YOUR GOAL –
Gather all lines from the material that contain "label".

DATA ENTRIES –
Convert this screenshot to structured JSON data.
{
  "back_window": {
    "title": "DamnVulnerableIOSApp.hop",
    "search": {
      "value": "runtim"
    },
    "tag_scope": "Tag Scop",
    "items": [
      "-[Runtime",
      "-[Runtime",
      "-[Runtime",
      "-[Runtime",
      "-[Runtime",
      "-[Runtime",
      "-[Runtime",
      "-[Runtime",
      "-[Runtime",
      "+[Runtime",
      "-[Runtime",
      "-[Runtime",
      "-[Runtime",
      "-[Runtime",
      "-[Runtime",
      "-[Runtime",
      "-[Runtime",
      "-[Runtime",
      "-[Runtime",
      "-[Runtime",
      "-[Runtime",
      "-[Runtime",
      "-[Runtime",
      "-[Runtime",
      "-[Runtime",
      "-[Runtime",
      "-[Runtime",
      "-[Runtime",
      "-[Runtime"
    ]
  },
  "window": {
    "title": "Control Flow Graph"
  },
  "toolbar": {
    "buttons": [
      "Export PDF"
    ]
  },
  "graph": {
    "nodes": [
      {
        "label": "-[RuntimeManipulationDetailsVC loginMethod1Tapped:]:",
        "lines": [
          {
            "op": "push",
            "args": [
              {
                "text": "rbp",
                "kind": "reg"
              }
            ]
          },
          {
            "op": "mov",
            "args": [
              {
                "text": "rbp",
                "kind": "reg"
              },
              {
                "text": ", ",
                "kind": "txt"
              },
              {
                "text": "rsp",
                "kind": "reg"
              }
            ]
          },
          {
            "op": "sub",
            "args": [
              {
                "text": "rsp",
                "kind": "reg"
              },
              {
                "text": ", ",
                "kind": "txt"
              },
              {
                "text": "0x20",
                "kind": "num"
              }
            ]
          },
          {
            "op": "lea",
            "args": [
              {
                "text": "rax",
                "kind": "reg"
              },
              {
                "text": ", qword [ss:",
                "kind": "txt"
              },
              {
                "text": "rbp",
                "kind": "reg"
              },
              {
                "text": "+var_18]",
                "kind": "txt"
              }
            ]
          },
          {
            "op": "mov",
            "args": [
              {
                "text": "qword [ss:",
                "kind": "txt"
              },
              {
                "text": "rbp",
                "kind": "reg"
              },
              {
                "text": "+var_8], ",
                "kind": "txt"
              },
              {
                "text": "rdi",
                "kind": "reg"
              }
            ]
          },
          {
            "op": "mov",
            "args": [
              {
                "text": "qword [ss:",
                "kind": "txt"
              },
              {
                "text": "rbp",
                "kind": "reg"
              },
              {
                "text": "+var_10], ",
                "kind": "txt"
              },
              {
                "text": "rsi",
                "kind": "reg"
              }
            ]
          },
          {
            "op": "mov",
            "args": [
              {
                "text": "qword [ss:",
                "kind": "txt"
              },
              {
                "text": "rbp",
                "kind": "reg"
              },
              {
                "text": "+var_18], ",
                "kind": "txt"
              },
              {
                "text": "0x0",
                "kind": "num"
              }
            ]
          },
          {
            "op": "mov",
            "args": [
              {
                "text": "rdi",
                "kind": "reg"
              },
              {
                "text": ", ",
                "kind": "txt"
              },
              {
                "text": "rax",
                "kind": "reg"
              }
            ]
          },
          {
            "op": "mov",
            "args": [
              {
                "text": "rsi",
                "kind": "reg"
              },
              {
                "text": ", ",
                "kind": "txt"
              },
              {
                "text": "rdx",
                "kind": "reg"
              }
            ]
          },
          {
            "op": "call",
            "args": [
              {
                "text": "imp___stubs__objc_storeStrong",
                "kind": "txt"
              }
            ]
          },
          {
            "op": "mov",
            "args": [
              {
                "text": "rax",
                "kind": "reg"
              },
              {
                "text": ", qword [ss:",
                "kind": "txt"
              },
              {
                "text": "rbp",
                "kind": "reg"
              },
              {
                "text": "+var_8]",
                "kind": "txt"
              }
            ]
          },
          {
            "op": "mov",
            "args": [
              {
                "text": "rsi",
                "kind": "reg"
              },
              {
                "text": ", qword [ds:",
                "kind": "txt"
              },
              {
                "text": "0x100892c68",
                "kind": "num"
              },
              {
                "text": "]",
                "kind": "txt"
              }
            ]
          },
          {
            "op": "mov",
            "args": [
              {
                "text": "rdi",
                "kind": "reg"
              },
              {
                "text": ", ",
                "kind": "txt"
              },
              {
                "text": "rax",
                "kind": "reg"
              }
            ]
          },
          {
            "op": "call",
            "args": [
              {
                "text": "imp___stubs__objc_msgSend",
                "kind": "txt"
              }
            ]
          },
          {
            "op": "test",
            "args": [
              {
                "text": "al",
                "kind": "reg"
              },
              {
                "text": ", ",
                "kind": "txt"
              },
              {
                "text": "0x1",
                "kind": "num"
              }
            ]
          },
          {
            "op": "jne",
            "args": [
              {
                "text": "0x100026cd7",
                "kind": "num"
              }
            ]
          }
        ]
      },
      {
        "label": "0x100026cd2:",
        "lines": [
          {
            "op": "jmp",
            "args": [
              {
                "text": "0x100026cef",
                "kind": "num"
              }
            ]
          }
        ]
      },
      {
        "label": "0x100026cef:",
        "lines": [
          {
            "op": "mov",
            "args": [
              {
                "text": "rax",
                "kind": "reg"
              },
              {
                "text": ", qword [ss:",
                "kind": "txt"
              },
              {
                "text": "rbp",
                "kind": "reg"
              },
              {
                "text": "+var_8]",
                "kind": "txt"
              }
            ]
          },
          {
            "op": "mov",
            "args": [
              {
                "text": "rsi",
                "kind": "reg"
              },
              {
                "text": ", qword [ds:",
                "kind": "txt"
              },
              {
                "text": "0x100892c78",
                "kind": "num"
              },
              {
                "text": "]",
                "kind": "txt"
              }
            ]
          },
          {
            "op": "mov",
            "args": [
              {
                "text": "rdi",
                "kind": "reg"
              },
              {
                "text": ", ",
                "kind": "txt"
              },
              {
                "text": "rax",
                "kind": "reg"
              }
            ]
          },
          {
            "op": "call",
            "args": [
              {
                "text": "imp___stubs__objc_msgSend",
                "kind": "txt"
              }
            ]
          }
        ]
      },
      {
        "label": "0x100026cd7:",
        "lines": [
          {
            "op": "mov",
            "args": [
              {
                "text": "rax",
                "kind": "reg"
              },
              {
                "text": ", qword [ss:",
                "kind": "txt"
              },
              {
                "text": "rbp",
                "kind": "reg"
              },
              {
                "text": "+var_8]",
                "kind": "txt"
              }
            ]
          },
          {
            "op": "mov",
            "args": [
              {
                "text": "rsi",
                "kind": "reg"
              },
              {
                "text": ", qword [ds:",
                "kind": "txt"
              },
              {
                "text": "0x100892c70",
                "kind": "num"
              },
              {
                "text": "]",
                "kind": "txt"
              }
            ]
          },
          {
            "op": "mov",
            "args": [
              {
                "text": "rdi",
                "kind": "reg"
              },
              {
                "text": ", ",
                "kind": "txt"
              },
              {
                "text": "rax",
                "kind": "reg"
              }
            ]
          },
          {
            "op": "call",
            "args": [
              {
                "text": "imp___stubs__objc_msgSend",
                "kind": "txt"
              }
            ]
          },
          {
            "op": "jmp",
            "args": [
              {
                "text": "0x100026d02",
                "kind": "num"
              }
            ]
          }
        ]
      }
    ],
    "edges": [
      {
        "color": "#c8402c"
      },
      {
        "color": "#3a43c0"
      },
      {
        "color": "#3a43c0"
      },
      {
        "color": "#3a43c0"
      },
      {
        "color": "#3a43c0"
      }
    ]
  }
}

ANSWER TO THIS TASK –
        "label": "-[RuntimeManipulationDetailsVC loginMethod1Tapped:]:",
        "label": "0x100026cd2:",
        "label": "0x100026cef:",
        "label": "0x100026cd7:",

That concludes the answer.